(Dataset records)
────────────────

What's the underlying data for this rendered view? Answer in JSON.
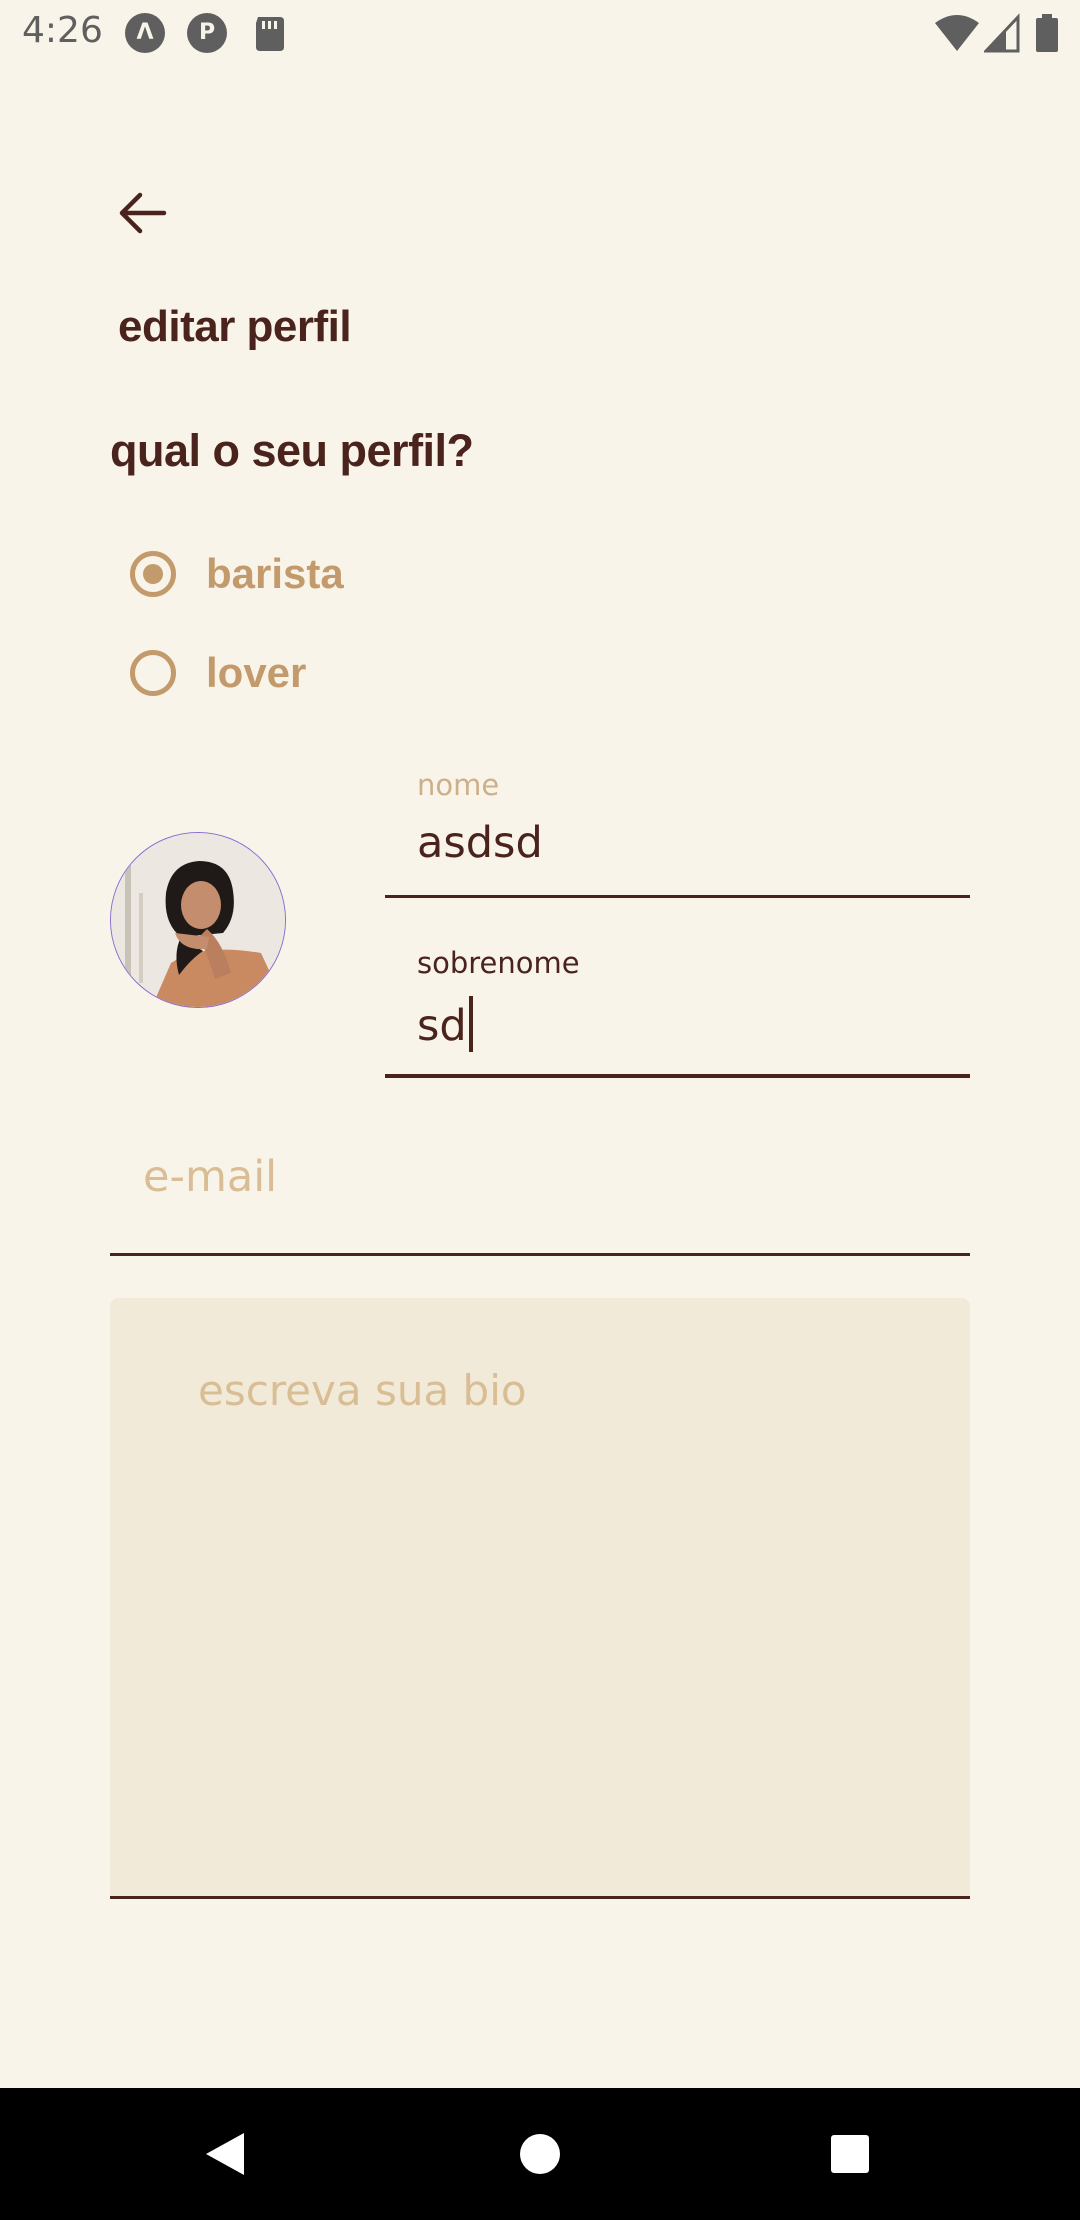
{
  "status_bar": {
    "time": "4:26",
    "icons": [
      "app-a-icon",
      "app-p-icon",
      "sd-card-icon",
      "wifi-icon",
      "cell-signal-icon",
      "battery-icon"
    ]
  },
  "header": {
    "back_icon": "arrow-left-icon",
    "title": "editar perfil"
  },
  "profile_question": "qual o seu perfil?",
  "profile_options": [
    {
      "label": "barista",
      "selected": true
    },
    {
      "label": "lover",
      "selected": false
    }
  ],
  "avatar": {
    "icon": "profile-photo"
  },
  "fields": {
    "nome": {
      "label": "nome",
      "value": "asdsd"
    },
    "sobrenome": {
      "label": "sobrenome",
      "value": "sd"
    },
    "email": {
      "placeholder": "e-mail",
      "value": ""
    }
  },
  "bio": {
    "placeholder": "escreva sua bio",
    "value": ""
  },
  "nav_bar": {
    "buttons": [
      "back-triangle-icon",
      "home-circle-icon",
      "recents-square-icon"
    ]
  },
  "colors": {
    "background": "#F9F4EA",
    "primary_dark": "#4A241C",
    "accent_tan": "#C39A6B",
    "placeholder": "#D9BE95",
    "bio_bg": "#F2EAD9"
  }
}
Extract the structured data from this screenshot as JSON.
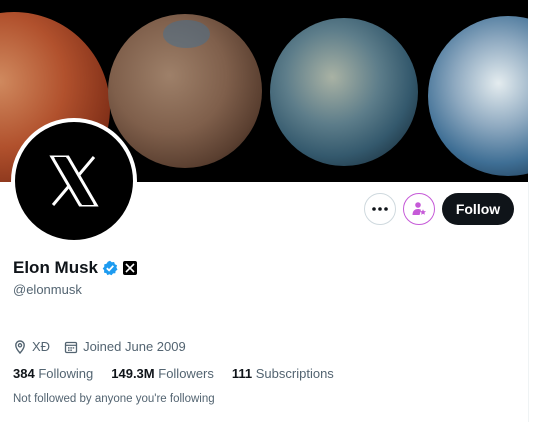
{
  "profile": {
    "name": "Elon Musk",
    "handle": "@elonmusk",
    "location": "XÐ",
    "joined": "Joined June 2009",
    "not_followed_text": "Not followed by anyone you're following"
  },
  "stats": {
    "following_count": "384",
    "following_label": "Following",
    "followers_count": "149.3M",
    "followers_label": "Followers",
    "subscriptions_count": "111",
    "subscriptions_label": "Subscriptions"
  },
  "actions": {
    "follow_label": "Follow"
  },
  "icons": {
    "more": "more-horizontal-icon",
    "subscribe": "subscribe-star-icon",
    "verified": "verified-badge-icon",
    "affiliate": "x-logo-icon",
    "location": "location-pin-icon",
    "calendar": "calendar-icon"
  },
  "colors": {
    "verified_blue": "#1d9bf0",
    "subscribe_purple": "#c65ad8",
    "text_secondary": "#536471",
    "follow_bg": "#0f1419"
  }
}
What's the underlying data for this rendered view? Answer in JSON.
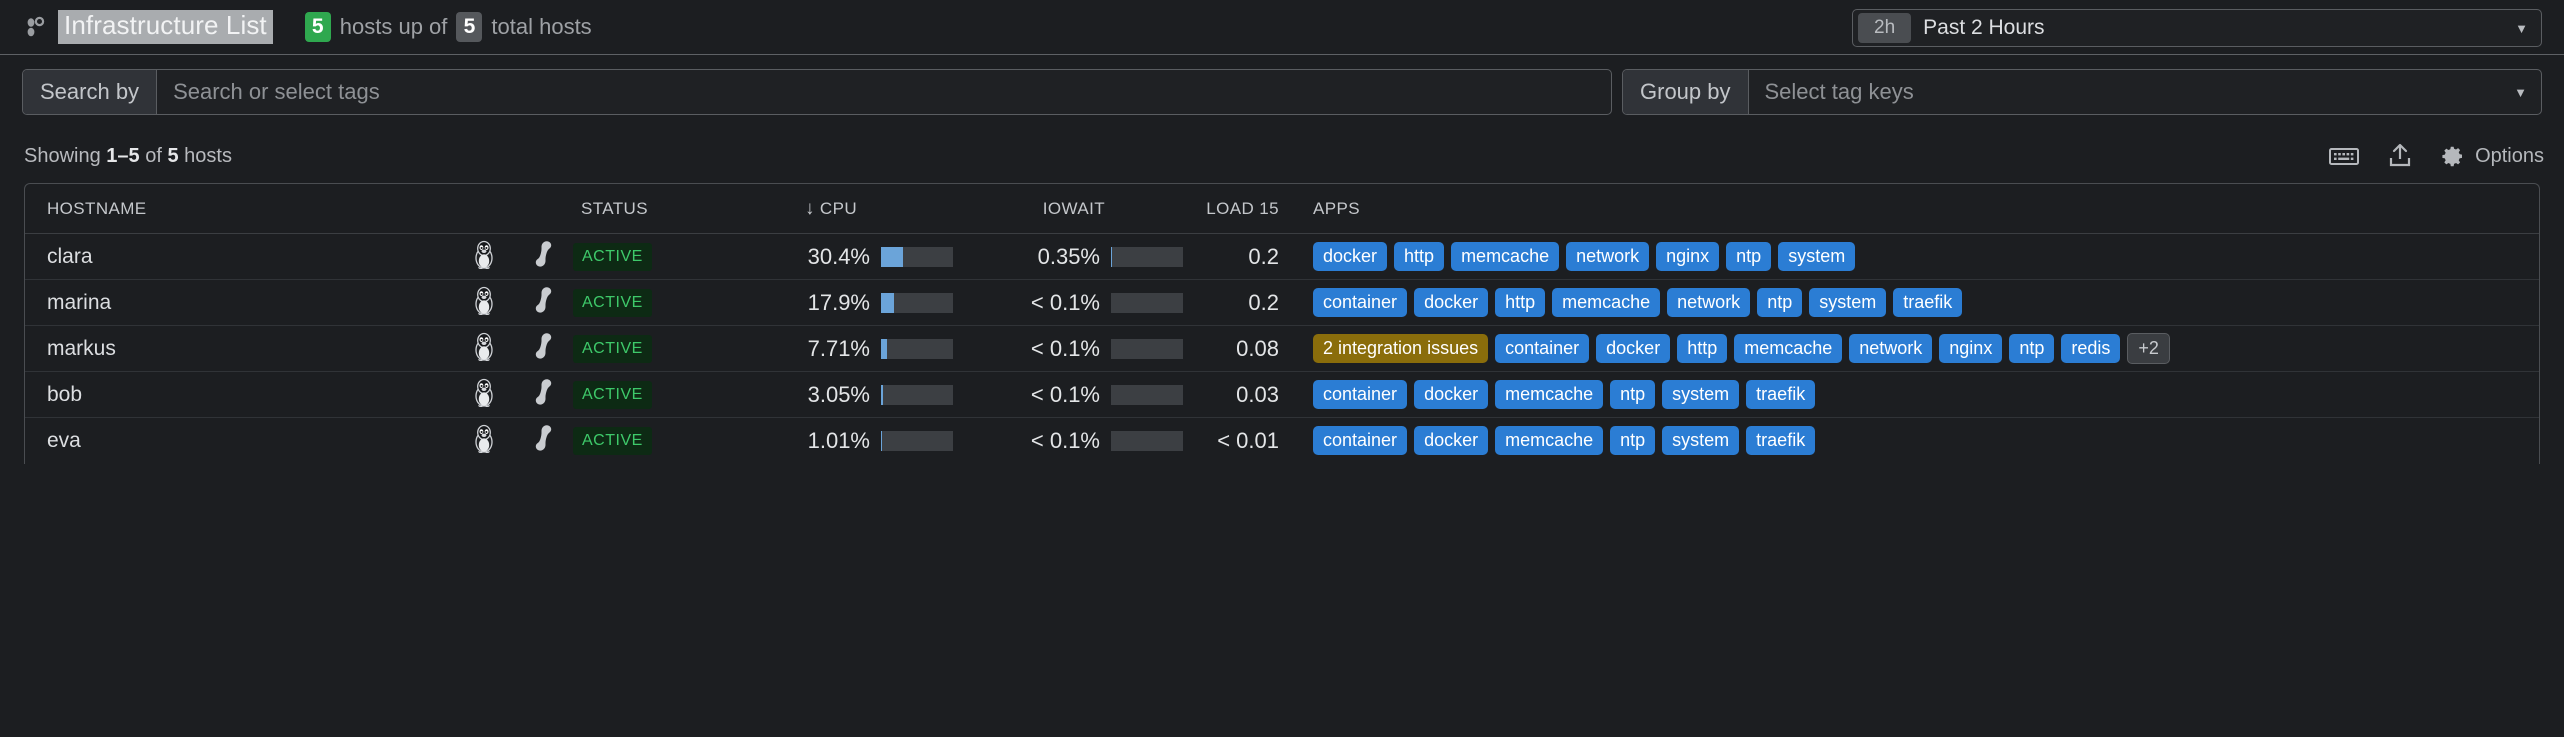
{
  "header": {
    "logo_icon": "infrastructure-hosts-icon",
    "title": "Infrastructure List",
    "hosts_up": "5",
    "hosts_up_label": "hosts up of",
    "hosts_total": "5",
    "hosts_total_label": "total hosts",
    "timepicker": {
      "badge": "2h",
      "label": "Past 2 Hours",
      "caret_icon": "chevron-down-icon"
    }
  },
  "filters": {
    "search_label": "Search by",
    "search_placeholder": "Search or select tags",
    "search_value": "",
    "groupby_label": "Group by",
    "groupby_placeholder": "Select tag keys",
    "groupby_value": "",
    "caret_icon": "chevron-down-icon"
  },
  "toolbar": {
    "showing_prefix": "Showing ",
    "showing_range": "1–5",
    "showing_of": " of ",
    "showing_total": "5",
    "showing_suffix": " hosts",
    "keyboard_icon": "keyboard-icon",
    "export_icon": "export-upload-icon",
    "gear_icon": "gear-icon",
    "options_label": "Options"
  },
  "table": {
    "columns": [
      {
        "key": "hostname",
        "label": "HOSTNAME"
      },
      {
        "key": "os",
        "label": ""
      },
      {
        "key": "chef",
        "label": ""
      },
      {
        "key": "status",
        "label": "STATUS"
      },
      {
        "key": "cpu",
        "label": "CPU",
        "sort_icon": "sort-desc-arrow-icon",
        "sorted": true
      },
      {
        "key": "iowait",
        "label": "IOWAIT"
      },
      {
        "key": "load15",
        "label": "LOAD 15"
      },
      {
        "key": "apps",
        "label": "APPS"
      }
    ],
    "rows": [
      {
        "hostname": "clara",
        "os_icon": "linux-tux-icon",
        "config_icon": "chef-bone-icon",
        "status": "ACTIVE",
        "cpu": "30.4%",
        "cpu_pct": 30.4,
        "iowait": "0.35%",
        "iowait_pct": 0.35,
        "load15": "0.2",
        "apps": [
          {
            "label": "docker",
            "kind": "app"
          },
          {
            "label": "http",
            "kind": "app"
          },
          {
            "label": "memcache",
            "kind": "app"
          },
          {
            "label": "network",
            "kind": "app"
          },
          {
            "label": "nginx",
            "kind": "app"
          },
          {
            "label": "ntp",
            "kind": "app"
          },
          {
            "label": "system",
            "kind": "app"
          }
        ]
      },
      {
        "hostname": "marina",
        "os_icon": "linux-tux-icon",
        "config_icon": "chef-bone-icon",
        "status": "ACTIVE",
        "cpu": "17.9%",
        "cpu_pct": 17.9,
        "iowait": "< 0.1%",
        "iowait_pct": 0.05,
        "load15": "0.2",
        "apps": [
          {
            "label": "container",
            "kind": "app"
          },
          {
            "label": "docker",
            "kind": "app"
          },
          {
            "label": "http",
            "kind": "app"
          },
          {
            "label": "memcache",
            "kind": "app"
          },
          {
            "label": "network",
            "kind": "app"
          },
          {
            "label": "ntp",
            "kind": "app"
          },
          {
            "label": "system",
            "kind": "app"
          },
          {
            "label": "traefik",
            "kind": "app"
          }
        ]
      },
      {
        "hostname": "markus",
        "os_icon": "linux-tux-icon",
        "config_icon": "chef-bone-icon",
        "status": "ACTIVE",
        "cpu": "7.71%",
        "cpu_pct": 7.71,
        "iowait": "< 0.1%",
        "iowait_pct": 0.05,
        "load15": "0.08",
        "apps": [
          {
            "label": "2 integration issues",
            "kind": "warn"
          },
          {
            "label": "container",
            "kind": "app"
          },
          {
            "label": "docker",
            "kind": "app"
          },
          {
            "label": "http",
            "kind": "app"
          },
          {
            "label": "memcache",
            "kind": "app"
          },
          {
            "label": "network",
            "kind": "app"
          },
          {
            "label": "nginx",
            "kind": "app"
          },
          {
            "label": "ntp",
            "kind": "app"
          },
          {
            "label": "redis",
            "kind": "app"
          },
          {
            "label": "+2",
            "kind": "more"
          }
        ]
      },
      {
        "hostname": "bob",
        "os_icon": "linux-tux-icon",
        "config_icon": "chef-bone-icon",
        "status": "ACTIVE",
        "cpu": "3.05%",
        "cpu_pct": 3.05,
        "iowait": "< 0.1%",
        "iowait_pct": 0.05,
        "load15": "0.03",
        "apps": [
          {
            "label": "container",
            "kind": "app"
          },
          {
            "label": "docker",
            "kind": "app"
          },
          {
            "label": "memcache",
            "kind": "app"
          },
          {
            "label": "ntp",
            "kind": "app"
          },
          {
            "label": "system",
            "kind": "app"
          },
          {
            "label": "traefik",
            "kind": "app"
          }
        ]
      },
      {
        "hostname": "eva",
        "os_icon": "linux-tux-icon",
        "config_icon": "chef-bone-icon",
        "status": "ACTIVE",
        "cpu": "1.01%",
        "cpu_pct": 1.01,
        "iowait": "< 0.1%",
        "iowait_pct": 0.05,
        "load15": "< 0.01",
        "apps": [
          {
            "label": "container",
            "kind": "app"
          },
          {
            "label": "docker",
            "kind": "app"
          },
          {
            "label": "memcache",
            "kind": "app"
          },
          {
            "label": "ntp",
            "kind": "app"
          },
          {
            "label": "system",
            "kind": "app"
          },
          {
            "label": "traefik",
            "kind": "app"
          }
        ]
      }
    ]
  },
  "colors": {
    "background": "#1c1e21",
    "accent_blue": "#2b7dd4",
    "bar_blue": "#6ba4d9",
    "status_green": "#3ec96a",
    "warn_gold": "#8a6d0b",
    "pill_green": "#2fa84f"
  }
}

────────────────

Set down the lines of the records above exactly, apart from the pictures.

What's the underlying data for this rendered view? Answer in JSON.
{
  "status_bar": {
    "time": "4:26",
    "icons": [
      "app-a-icon",
      "app-p-icon",
      "sd-card-icon",
      "wifi-icon",
      "cell-signal-icon",
      "battery-icon"
    ]
  },
  "header": {
    "back_icon": "arrow-left-icon",
    "title": "editar perfil"
  },
  "profile_question": "qual o seu perfil?",
  "profile_options": [
    {
      "label": "barista",
      "selected": true
    },
    {
      "label": "lover",
      "selected": false
    }
  ],
  "avatar": {
    "icon": "profile-photo"
  },
  "fields": {
    "nome": {
      "label": "nome",
      "value": "asdsd"
    },
    "sobrenome": {
      "label": "sobrenome",
      "value": "sd"
    },
    "email": {
      "placeholder": "e-mail",
      "value": ""
    }
  },
  "bio": {
    "placeholder": "escreva sua bio",
    "value": ""
  },
  "nav_bar": {
    "buttons": [
      "back-triangle-icon",
      "home-circle-icon",
      "recents-square-icon"
    ]
  },
  "colors": {
    "background": "#F9F4EA",
    "primary_dark": "#4A241C",
    "accent_tan": "#C39A6B",
    "placeholder": "#D9BE95",
    "bio_bg": "#F2EAD9"
  }
}
Extract the structured data from this screenshot as JSON.
{
  "profile": {
    "name": "Elon Musk",
    "handle": "@elonmusk",
    "location": "XÐ",
    "joined": "Joined June 2009",
    "not_followed_text": "Not followed by anyone you're following"
  },
  "stats": {
    "following_count": "384",
    "following_label": "Following",
    "followers_count": "149.3M",
    "followers_label": "Followers",
    "subscriptions_count": "111",
    "subscriptions_label": "Subscriptions"
  },
  "actions": {
    "follow_label": "Follow"
  },
  "icons": {
    "more": "more-horizontal-icon",
    "subscribe": "subscribe-star-icon",
    "verified": "verified-badge-icon",
    "affiliate": "x-logo-icon",
    "location": "location-pin-icon",
    "calendar": "calendar-icon"
  },
  "colors": {
    "verified_blue": "#1d9bf0",
    "subscribe_purple": "#c65ad8",
    "text_secondary": "#536471",
    "follow_bg": "#0f1419"
  }
}
What's the underlying data for this rendered view? Answer in JSON.
{
  "header": {
    "logo_icon": "infrastructure-hosts-icon",
    "title": "Infrastructure List",
    "hosts_up": "5",
    "hosts_up_label": "hosts up of",
    "hosts_total": "5",
    "hosts_total_label": "total hosts",
    "timepicker": {
      "badge": "2h",
      "label": "Past 2 Hours",
      "caret_icon": "chevron-down-icon"
    }
  },
  "filters": {
    "search_label": "Search by",
    "search_placeholder": "Search or select tags",
    "search_value": "",
    "groupby_label": "Group by",
    "groupby_placeholder": "Select tag keys",
    "groupby_value": "",
    "caret_icon": "chevron-down-icon"
  },
  "toolbar": {
    "showing_prefix": "Showing ",
    "showing_range": "1–5",
    "showing_of": " of ",
    "showing_total": "5",
    "showing_suffix": " hosts",
    "keyboard_icon": "keyboard-icon",
    "export_icon": "export-upload-icon",
    "gear_icon": "gear-icon",
    "options_label": "Options"
  },
  "table": {
    "columns": [
      {
        "key": "hostname",
        "label": "HOSTNAME"
      },
      {
        "key": "os",
        "label": ""
      },
      {
        "key": "chef",
        "label": ""
      },
      {
        "key": "status",
        "label": "STATUS"
      },
      {
        "key": "cpu",
        "label": "CPU",
        "sort_icon": "sort-desc-arrow-icon",
        "sorted": true
      },
      {
        "key": "iowait",
        "label": "IOWAIT"
      },
      {
        "key": "load15",
        "label": "LOAD 15"
      },
      {
        "key": "apps",
        "label": "APPS"
      }
    ],
    "rows": [
      {
        "hostname": "clara",
        "os_icon": "linux-tux-icon",
        "config_icon": "chef-bone-icon",
        "status": "ACTIVE",
        "cpu": "30.4%",
        "cpu_pct": 30.4,
        "iowait": "0.35%",
        "iowait_pct": 0.35,
        "load15": "0.2",
        "apps": [
          {
            "label": "docker",
            "kind": "app"
          },
          {
            "label": "http",
            "kind": "app"
          },
          {
            "label": "memcache",
            "kind": "app"
          },
          {
            "label": "network",
            "kind": "app"
          },
          {
            "label": "nginx",
            "kind": "app"
          },
          {
            "label": "ntp",
            "kind": "app"
          },
          {
            "label": "system",
            "kind": "app"
          }
        ]
      },
      {
        "hostname": "marina",
        "os_icon": "linux-tux-icon",
        "config_icon": "chef-bone-icon",
        "status": "ACTIVE",
        "cpu": "17.9%",
        "cpu_pct": 17.9,
        "iowait": "< 0.1%",
        "iowait_pct": 0.05,
        "load15": "0.2",
        "apps": [
          {
            "label": "container",
            "kind": "app"
          },
          {
            "label": "docker",
            "kind": "app"
          },
          {
            "label": "http",
            "kind": "app"
          },
          {
            "label": "memcache",
            "kind": "app"
          },
          {
            "label": "network",
            "kind": "app"
          },
          {
            "label": "ntp",
            "kind": "app"
          },
          {
            "label": "system",
            "kind": "app"
          },
          {
            "label": "traefik",
            "kind": "app"
          }
        ]
      },
      {
        "hostname": "markus",
        "os_icon": "linux-tux-icon",
        "config_icon": "chef-bone-icon",
        "status": "ACTIVE",
        "cpu": "7.71%",
        "cpu_pct": 7.71,
        "iowait": "< 0.1%",
        "iowait_pct": 0.05,
        "load15": "0.08",
        "apps": [
          {
            "label": "2 integration issues",
            "kind": "warn"
          },
          {
            "label": "container",
            "kind": "app"
          },
          {
            "label": "docker",
            "kind": "app"
          },
          {
            "label": "http",
            "kind": "app"
          },
          {
            "label": "memcache",
            "kind": "app"
          },
          {
            "label": "network",
            "kind": "app"
          },
          {
            "label": "nginx",
            "kind": "app"
          },
          {
            "label": "ntp",
            "kind": "app"
          },
          {
            "label": "redis",
            "kind": "app"
          },
          {
            "label": "+2",
            "kind": "more"
          }
        ]
      },
      {
        "hostname": "bob",
        "os_icon": "linux-tux-icon",
        "config_icon": "chef-bone-icon",
        "status": "ACTIVE",
        "cpu": "3.05%",
        "cpu_pct": 3.05,
        "iowait": "< 0.1%",
        "iowait_pct": 0.05,
        "load15": "0.03",
        "apps": [
          {
            "label": "container",
            "kind": "app"
          },
          {
            "label": "docker",
            "kind": "app"
          },
          {
            "label": "memcache",
            "kind": "app"
          },
          {
            "label": "ntp",
            "kind": "app"
          },
          {
            "label": "system",
            "kind": "app"
          },
          {
            "label": "traefik",
            "kind": "app"
          }
        ]
      },
      {
        "hostname": "eva",
        "os_icon": "linux-tux-icon",
        "config_icon": "chef-bone-icon",
        "status": "ACTIVE",
        "cpu": "1.01%",
        "cpu_pct": 1.01,
        "iowait": "< 0.1%",
        "iowait_pct": 0.05,
        "load15": "< 0.01",
        "apps": [
          {
            "label": "container",
            "kind": "app"
          },
          {
            "label": "docker",
            "kind": "app"
          },
          {
            "label": "memcache",
            "kind": "app"
          },
          {
            "label": "ntp",
            "kind": "app"
          },
          {
            "label": "system",
            "kind": "app"
          },
          {
            "label": "traefik",
            "kind": "app"
          }
        ]
      }
    ]
  },
  "colors": {
    "background": "#1c1e21",
    "accent_blue": "#2b7dd4",
    "bar_blue": "#6ba4d9",
    "status_green": "#3ec96a",
    "warn_gold": "#8a6d0b",
    "pill_green": "#2fa84f"
  }
}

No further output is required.